WHAT NEEDS TO BE DONE:
Spot each line in the records below where the word "Estimated" occurs, then copy it.

[Entries with figure data]
=-=-=
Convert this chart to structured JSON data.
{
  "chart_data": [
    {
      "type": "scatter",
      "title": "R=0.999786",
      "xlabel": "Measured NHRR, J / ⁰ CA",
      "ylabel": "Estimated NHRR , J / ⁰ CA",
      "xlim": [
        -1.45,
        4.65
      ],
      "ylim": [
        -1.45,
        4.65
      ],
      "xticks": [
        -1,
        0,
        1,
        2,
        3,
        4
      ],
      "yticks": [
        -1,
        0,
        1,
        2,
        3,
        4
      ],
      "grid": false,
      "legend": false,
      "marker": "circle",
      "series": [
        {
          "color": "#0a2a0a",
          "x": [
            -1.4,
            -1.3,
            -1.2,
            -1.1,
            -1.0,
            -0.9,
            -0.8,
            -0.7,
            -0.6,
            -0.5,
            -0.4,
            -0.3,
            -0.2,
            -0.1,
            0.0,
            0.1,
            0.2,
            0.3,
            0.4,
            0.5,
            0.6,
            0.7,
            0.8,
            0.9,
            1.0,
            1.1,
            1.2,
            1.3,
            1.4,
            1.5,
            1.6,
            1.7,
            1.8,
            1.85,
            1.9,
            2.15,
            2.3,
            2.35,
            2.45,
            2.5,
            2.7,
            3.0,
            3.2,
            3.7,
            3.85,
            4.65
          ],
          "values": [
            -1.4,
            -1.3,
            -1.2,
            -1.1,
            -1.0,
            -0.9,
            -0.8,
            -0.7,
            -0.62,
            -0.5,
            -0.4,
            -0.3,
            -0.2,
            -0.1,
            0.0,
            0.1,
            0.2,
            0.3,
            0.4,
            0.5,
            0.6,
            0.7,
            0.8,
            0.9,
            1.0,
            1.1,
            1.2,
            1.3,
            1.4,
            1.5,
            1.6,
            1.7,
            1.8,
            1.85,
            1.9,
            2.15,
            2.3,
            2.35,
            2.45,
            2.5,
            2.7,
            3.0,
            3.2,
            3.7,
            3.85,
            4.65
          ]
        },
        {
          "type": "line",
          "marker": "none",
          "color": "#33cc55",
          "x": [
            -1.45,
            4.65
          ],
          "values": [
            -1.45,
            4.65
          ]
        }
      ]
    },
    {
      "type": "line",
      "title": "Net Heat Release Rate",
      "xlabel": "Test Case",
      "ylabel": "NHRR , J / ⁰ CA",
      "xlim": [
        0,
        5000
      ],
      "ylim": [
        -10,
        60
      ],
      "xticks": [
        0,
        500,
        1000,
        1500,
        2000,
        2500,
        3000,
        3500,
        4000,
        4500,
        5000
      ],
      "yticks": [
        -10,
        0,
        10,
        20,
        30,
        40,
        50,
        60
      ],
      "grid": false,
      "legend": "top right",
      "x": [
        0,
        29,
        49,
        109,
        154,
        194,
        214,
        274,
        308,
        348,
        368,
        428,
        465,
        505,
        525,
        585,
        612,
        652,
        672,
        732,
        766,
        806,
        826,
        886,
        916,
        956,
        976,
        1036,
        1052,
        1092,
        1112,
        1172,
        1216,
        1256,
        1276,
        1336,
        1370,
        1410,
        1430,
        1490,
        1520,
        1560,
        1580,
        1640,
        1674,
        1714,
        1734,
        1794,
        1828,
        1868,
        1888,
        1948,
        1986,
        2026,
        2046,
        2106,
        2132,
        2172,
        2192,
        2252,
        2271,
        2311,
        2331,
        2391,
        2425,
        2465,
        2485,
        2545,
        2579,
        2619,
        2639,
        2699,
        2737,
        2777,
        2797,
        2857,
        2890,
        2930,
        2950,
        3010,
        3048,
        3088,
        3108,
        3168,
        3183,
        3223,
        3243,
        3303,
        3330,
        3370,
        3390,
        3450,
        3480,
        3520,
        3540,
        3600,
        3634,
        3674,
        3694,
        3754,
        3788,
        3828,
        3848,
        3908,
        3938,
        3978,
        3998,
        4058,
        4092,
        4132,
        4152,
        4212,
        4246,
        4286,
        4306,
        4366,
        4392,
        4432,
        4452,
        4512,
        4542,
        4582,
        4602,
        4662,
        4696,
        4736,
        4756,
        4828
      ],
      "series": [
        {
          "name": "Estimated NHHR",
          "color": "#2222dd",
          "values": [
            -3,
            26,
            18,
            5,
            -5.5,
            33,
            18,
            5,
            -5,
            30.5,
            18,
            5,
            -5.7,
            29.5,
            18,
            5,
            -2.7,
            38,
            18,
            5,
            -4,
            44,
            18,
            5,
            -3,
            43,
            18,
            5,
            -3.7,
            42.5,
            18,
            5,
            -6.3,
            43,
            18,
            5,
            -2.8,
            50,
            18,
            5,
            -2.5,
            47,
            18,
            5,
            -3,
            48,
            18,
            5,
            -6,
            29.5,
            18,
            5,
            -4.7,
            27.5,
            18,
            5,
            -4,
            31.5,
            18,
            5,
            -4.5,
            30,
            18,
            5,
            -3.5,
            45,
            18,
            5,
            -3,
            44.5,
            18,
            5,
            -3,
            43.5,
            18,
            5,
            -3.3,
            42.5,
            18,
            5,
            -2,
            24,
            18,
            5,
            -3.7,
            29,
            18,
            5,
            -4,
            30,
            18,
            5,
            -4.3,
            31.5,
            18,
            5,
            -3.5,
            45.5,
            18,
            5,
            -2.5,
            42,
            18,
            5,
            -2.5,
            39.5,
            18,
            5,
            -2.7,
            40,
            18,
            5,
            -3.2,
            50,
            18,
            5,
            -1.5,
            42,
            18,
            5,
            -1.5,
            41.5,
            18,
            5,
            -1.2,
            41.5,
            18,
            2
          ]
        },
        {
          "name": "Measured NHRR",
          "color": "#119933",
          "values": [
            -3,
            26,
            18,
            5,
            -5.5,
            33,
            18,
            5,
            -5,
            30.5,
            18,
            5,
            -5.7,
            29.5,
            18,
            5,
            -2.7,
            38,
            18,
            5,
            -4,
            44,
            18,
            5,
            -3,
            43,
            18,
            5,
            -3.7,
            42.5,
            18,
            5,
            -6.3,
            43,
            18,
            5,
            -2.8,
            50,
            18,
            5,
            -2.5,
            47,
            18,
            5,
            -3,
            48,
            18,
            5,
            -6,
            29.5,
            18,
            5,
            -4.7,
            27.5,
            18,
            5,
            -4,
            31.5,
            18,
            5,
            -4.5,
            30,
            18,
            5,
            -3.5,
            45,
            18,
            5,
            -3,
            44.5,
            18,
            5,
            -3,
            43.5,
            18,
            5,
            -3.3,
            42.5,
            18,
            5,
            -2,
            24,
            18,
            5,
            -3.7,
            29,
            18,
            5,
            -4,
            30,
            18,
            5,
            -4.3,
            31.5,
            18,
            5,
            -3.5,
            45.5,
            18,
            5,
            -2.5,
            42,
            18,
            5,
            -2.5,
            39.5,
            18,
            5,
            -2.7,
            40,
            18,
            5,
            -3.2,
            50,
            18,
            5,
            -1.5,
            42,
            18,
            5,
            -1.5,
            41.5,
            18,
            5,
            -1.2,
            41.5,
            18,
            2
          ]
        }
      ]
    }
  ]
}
=-=-=
RESPONSE TO THIS TASK:
      "ylabel": "Estimated NHRR , J / ⁰ CA",
          "name": "Estimated NHHR",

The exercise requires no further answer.